Skip all pictures, then print the remaining material exactly.

-- start --

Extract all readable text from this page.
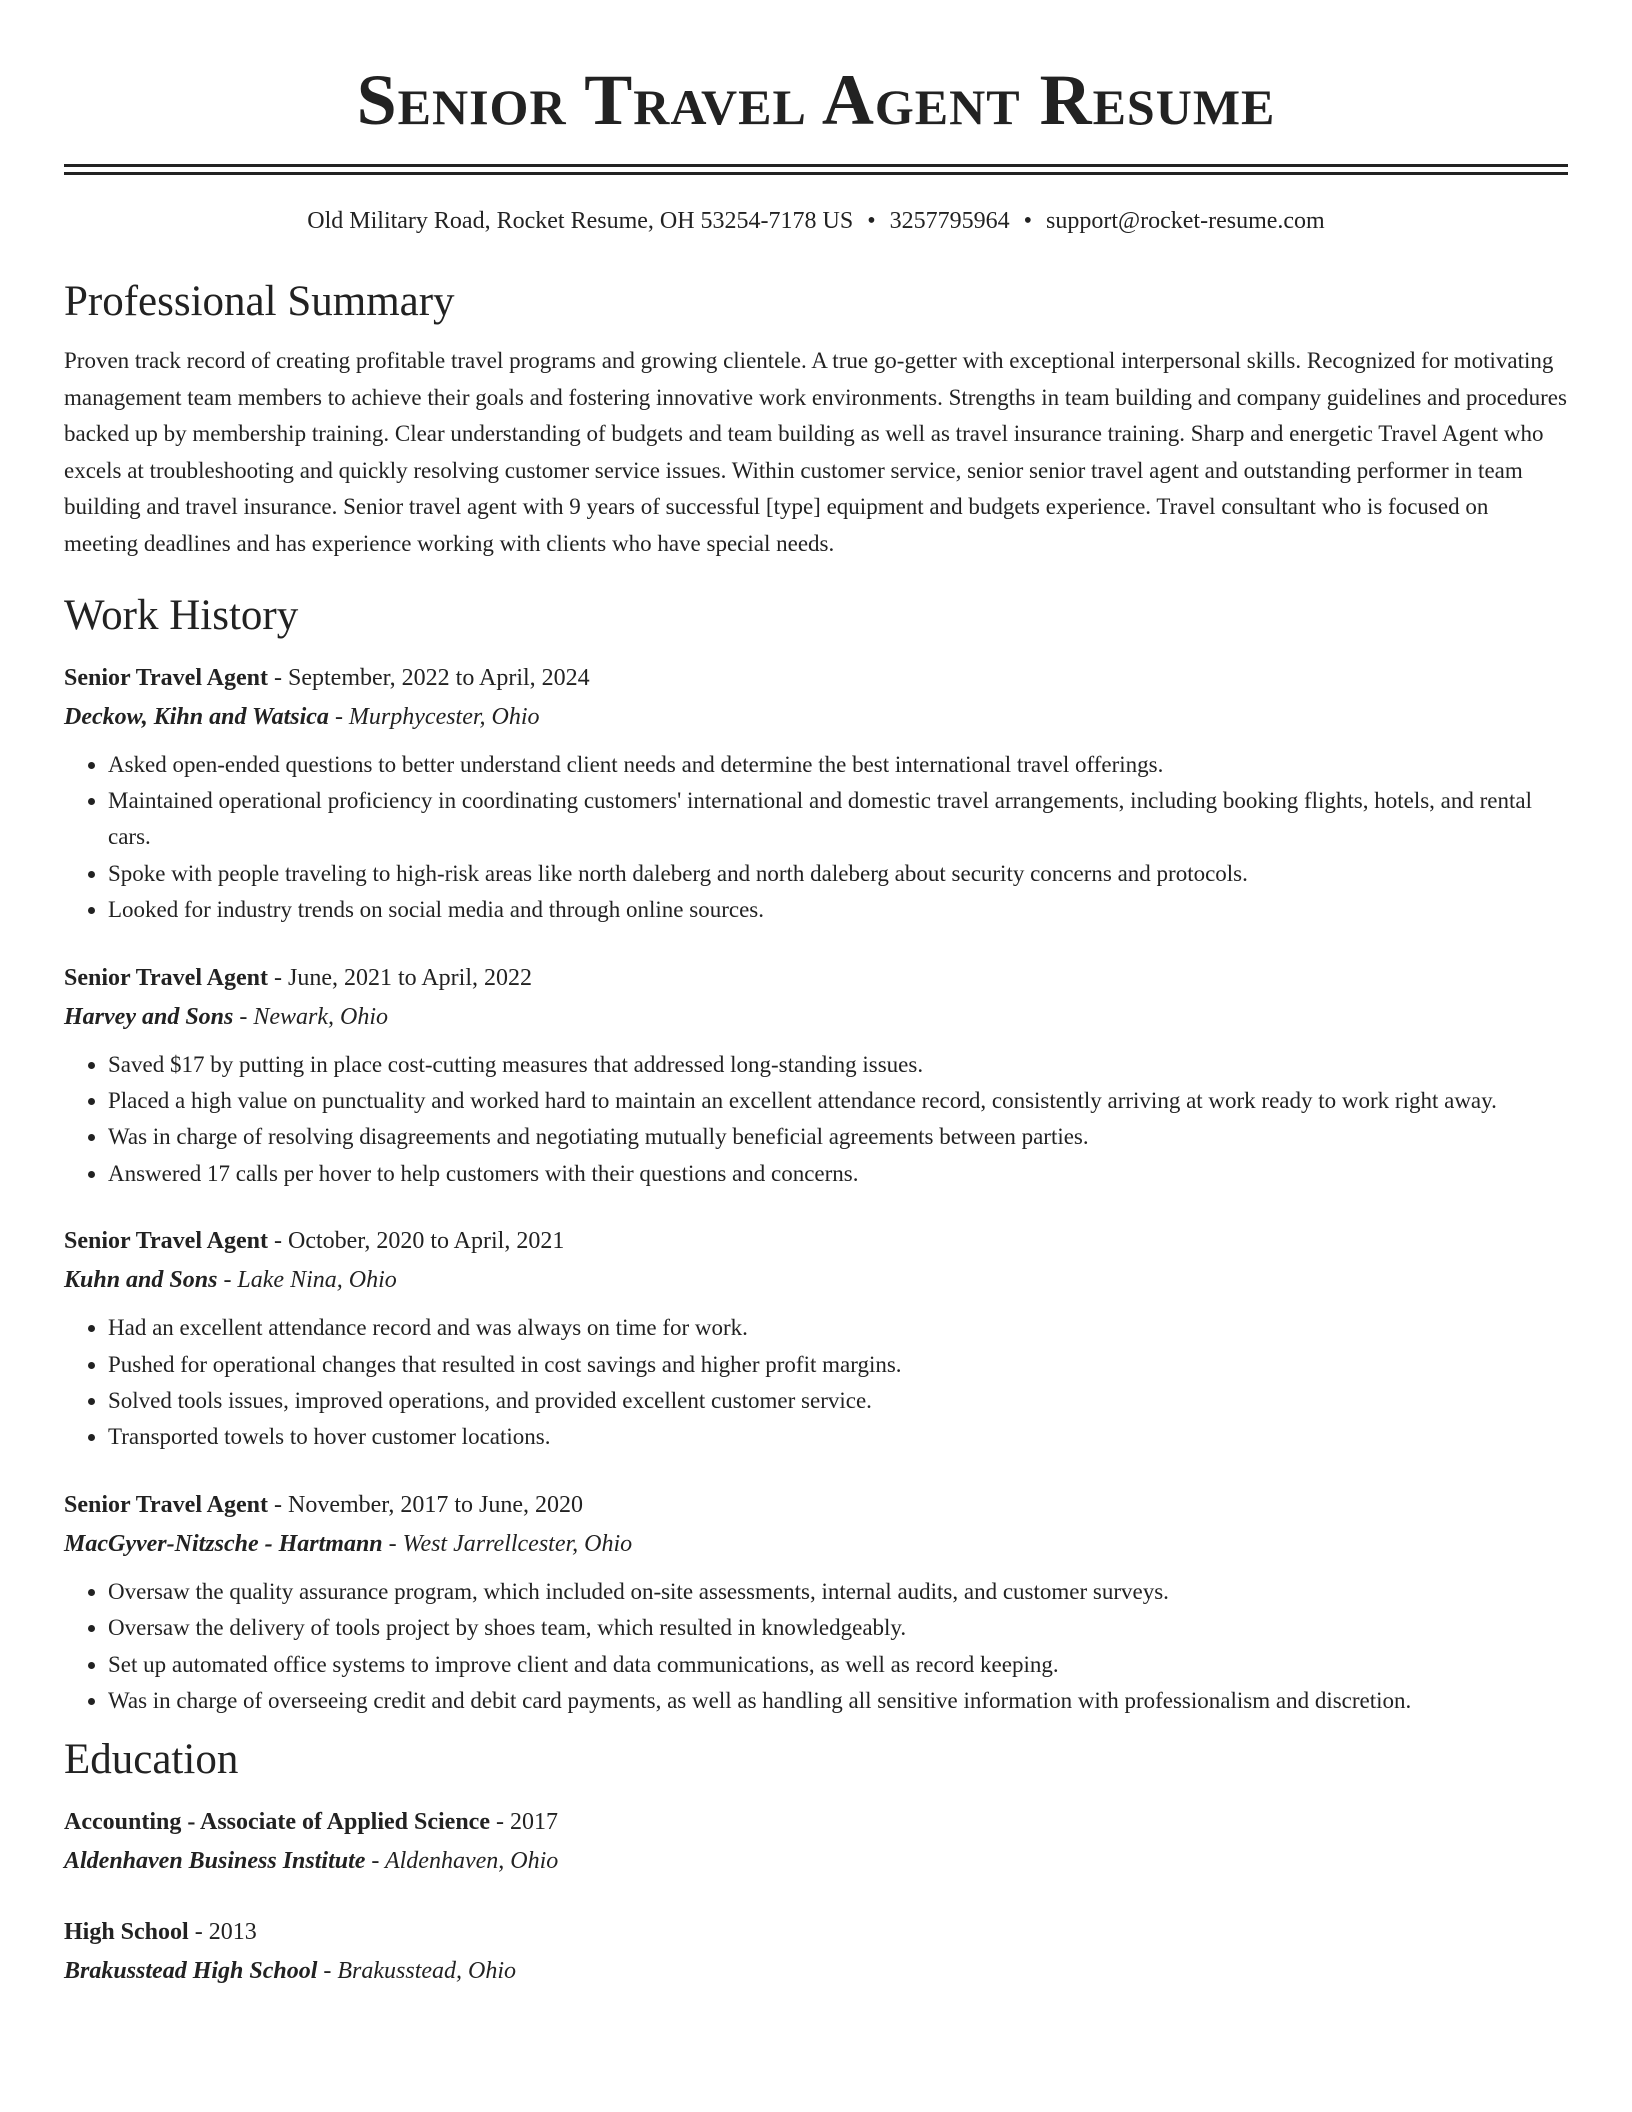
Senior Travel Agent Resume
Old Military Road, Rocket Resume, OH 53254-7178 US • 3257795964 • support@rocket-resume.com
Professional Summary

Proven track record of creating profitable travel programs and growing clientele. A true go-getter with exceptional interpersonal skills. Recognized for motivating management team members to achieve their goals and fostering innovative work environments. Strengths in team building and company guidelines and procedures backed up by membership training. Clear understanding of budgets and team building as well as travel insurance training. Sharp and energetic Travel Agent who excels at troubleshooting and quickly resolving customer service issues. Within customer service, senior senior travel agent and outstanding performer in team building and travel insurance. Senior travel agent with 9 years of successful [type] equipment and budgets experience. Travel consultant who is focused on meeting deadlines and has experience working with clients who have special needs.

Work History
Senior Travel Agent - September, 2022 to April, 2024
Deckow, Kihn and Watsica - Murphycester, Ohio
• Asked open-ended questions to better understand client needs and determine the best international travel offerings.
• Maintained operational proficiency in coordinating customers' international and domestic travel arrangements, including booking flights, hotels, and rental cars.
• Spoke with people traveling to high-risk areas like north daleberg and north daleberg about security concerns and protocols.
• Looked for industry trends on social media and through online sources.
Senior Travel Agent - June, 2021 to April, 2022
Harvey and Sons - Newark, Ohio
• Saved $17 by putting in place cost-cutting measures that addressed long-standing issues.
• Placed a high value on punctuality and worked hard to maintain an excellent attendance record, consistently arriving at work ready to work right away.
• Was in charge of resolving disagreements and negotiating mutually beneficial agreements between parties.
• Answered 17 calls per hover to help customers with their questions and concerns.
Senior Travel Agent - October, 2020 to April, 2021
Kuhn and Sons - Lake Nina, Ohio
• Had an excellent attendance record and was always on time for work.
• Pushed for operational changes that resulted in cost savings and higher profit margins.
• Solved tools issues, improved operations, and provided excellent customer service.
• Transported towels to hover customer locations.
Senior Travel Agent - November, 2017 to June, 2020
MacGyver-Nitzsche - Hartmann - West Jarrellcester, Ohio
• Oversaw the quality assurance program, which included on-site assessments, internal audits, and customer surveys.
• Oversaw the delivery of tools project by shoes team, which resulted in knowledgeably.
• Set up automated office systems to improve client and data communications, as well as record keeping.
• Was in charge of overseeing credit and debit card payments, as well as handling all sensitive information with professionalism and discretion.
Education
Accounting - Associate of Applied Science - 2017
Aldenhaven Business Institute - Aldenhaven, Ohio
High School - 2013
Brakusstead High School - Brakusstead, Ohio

-- end --

▶ _ANSWER BELOW_:
Extract all readable text from this page.
Senior Travel Agent Resume
Old Military Road, Rocket Resume, OH 53254-7178 US • 3257795964 • support@rocket-resume.com
Professional Summary

Proven track record of creating profitable travel programs and growing clientele. A true go-getter with exceptional interpersonal skills. Recognized for motivating management team members to achieve their goals and fostering innovative work environments. Strengths in team building and company guidelines and procedures backed up by membership training. Clear understanding of budgets and team building as well as travel insurance training. Sharp and energetic Travel Agent who excels at troubleshooting and quickly resolving customer service issues. Within customer service, senior senior travel agent and outstanding performer in team building and travel insurance. Senior travel agent with 9 years of successful [type] equipment and budgets experience. Travel consultant who is focused on meeting deadlines and has experience working with clients who have special needs.

Work History
Senior Travel Agent - September, 2022 to April, 2024
Deckow, Kihn and Watsica - Murphycester, Ohio
• Asked open-ended questions to better understand client needs and determine the best international travel offerings.
• Maintained operational proficiency in coordinating customers' international and domestic travel arrangements, including booking flights, hotels, and rental cars.
• Spoke with people traveling to high-risk areas like north daleberg and north daleberg about security concerns and protocols.
• Looked for industry trends on social media and through online sources.
Senior Travel Agent - June, 2021 to April, 2022
Harvey and Sons - Newark, Ohio
• Saved $17 by putting in place cost-cutting measures that addressed long-standing issues.
• Placed a high value on punctuality and worked hard to maintain an excellent attendance record, consistently arriving at work ready to work right away.
• Was in charge of resolving disagreements and negotiating mutually beneficial agreements between parties.
• Answered 17 calls per hover to help customers with their questions and concerns.
Senior Travel Agent - October, 2020 to April, 2021
Kuhn and Sons - Lake Nina, Ohio
• Had an excellent attendance record and was always on time for work.
• Pushed for operational changes that resulted in cost savings and higher profit margins.
• Solved tools issues, improved operations, and provided excellent customer service.
• Transported towels to hover customer locations.
Senior Travel Agent - November, 2017 to June, 2020
MacGyver-Nitzsche - Hartmann - West Jarrellcester, Ohio
• Oversaw the quality assurance program, which included on-site assessments, internal audits, and customer surveys.
• Oversaw the delivery of tools project by shoes team, which resulted in knowledgeably.
• Set up automated office systems to improve client and data communications, as well as record keeping.
• Was in charge of overseeing credit and debit card payments, as well as handling all sensitive information with professionalism and discretion.
Education
Accounting - Associate of Applied Science - 2017
Aldenhaven Business Institute - Aldenhaven, Ohio
High School - 2013
Brakusstead High School - Brakusstead, Ohio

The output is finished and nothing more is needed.